• _TASK TO CARRY OUT_
Copy every line in the records below that contains the word "text".

start DATASET RECORDS

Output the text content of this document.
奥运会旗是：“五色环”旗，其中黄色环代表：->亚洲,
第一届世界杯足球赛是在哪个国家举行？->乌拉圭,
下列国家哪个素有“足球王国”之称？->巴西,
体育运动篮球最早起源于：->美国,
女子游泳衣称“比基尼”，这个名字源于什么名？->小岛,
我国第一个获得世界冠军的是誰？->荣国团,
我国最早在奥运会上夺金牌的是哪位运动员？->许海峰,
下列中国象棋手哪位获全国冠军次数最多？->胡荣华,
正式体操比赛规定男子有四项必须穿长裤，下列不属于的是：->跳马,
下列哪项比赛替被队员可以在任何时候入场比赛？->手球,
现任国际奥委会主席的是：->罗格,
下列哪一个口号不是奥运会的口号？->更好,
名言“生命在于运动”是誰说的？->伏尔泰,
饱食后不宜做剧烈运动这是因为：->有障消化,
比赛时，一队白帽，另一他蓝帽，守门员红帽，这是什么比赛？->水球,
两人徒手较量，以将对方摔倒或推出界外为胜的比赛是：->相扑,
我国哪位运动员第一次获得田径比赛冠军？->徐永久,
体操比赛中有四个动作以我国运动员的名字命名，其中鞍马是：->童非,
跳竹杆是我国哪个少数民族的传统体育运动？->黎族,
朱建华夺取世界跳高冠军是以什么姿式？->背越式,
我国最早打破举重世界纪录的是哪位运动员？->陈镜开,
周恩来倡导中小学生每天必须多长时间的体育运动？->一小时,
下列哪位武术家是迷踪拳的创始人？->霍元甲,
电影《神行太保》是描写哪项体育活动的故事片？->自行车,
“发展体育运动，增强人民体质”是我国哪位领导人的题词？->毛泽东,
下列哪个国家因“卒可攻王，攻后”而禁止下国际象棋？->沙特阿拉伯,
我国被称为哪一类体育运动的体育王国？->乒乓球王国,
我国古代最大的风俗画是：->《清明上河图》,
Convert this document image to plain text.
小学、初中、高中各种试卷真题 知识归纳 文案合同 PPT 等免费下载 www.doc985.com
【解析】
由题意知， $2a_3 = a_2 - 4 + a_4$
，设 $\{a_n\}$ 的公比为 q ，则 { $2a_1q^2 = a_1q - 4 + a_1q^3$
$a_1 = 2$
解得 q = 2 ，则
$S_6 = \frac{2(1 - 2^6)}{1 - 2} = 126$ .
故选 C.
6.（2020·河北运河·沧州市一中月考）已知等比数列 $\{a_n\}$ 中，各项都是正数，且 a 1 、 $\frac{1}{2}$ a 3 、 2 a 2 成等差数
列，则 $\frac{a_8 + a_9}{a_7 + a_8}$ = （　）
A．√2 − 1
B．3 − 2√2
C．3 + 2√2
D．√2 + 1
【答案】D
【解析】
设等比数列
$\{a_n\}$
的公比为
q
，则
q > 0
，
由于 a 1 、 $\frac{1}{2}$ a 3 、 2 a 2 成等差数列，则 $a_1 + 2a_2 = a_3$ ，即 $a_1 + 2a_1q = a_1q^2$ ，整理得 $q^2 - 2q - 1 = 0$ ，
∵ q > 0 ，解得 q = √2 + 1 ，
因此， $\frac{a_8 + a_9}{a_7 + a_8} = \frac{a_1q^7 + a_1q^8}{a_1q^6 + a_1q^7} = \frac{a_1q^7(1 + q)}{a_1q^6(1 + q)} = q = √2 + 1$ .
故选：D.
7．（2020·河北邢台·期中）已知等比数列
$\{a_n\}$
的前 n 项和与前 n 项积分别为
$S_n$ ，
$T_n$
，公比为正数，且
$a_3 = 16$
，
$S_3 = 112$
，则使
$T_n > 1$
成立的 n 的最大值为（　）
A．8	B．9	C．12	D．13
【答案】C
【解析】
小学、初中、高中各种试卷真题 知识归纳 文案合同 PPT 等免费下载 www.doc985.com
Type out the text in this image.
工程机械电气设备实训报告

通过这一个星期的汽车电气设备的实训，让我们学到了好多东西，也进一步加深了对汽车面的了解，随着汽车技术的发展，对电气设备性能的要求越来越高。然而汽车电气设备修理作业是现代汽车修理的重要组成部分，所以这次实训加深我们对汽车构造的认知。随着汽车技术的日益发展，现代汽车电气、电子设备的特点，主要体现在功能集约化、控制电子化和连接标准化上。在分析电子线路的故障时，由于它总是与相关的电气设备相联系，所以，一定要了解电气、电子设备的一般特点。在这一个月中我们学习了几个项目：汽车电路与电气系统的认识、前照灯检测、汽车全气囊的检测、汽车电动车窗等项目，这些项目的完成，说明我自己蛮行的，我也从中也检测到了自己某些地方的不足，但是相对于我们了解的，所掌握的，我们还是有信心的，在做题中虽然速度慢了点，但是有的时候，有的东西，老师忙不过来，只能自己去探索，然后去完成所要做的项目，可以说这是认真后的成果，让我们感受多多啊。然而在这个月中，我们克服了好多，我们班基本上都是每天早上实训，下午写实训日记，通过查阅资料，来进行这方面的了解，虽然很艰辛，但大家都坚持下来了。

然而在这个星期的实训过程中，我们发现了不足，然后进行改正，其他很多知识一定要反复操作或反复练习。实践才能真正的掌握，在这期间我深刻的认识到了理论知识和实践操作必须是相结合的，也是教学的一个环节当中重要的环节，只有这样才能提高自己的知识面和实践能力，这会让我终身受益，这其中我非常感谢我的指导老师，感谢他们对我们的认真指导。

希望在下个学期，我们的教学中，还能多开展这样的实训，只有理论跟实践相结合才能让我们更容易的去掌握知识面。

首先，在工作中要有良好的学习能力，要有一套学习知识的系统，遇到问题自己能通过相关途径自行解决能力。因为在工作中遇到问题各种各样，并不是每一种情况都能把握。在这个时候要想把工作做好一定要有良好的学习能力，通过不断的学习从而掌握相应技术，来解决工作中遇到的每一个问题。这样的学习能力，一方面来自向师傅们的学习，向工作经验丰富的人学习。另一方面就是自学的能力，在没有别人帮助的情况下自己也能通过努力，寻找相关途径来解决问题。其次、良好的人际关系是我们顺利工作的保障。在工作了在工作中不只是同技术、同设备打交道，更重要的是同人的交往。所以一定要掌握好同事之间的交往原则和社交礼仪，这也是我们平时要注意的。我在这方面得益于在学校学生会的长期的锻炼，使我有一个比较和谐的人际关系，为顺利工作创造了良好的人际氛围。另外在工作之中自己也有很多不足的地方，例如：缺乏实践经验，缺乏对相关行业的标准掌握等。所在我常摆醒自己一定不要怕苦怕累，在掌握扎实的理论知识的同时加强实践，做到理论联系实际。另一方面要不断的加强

end DATASET RECORDS

• _RESULT FOR THIS EXERCISE_
Output the text content of this document.
Convert this document image to plain text.
Type out the text in this image.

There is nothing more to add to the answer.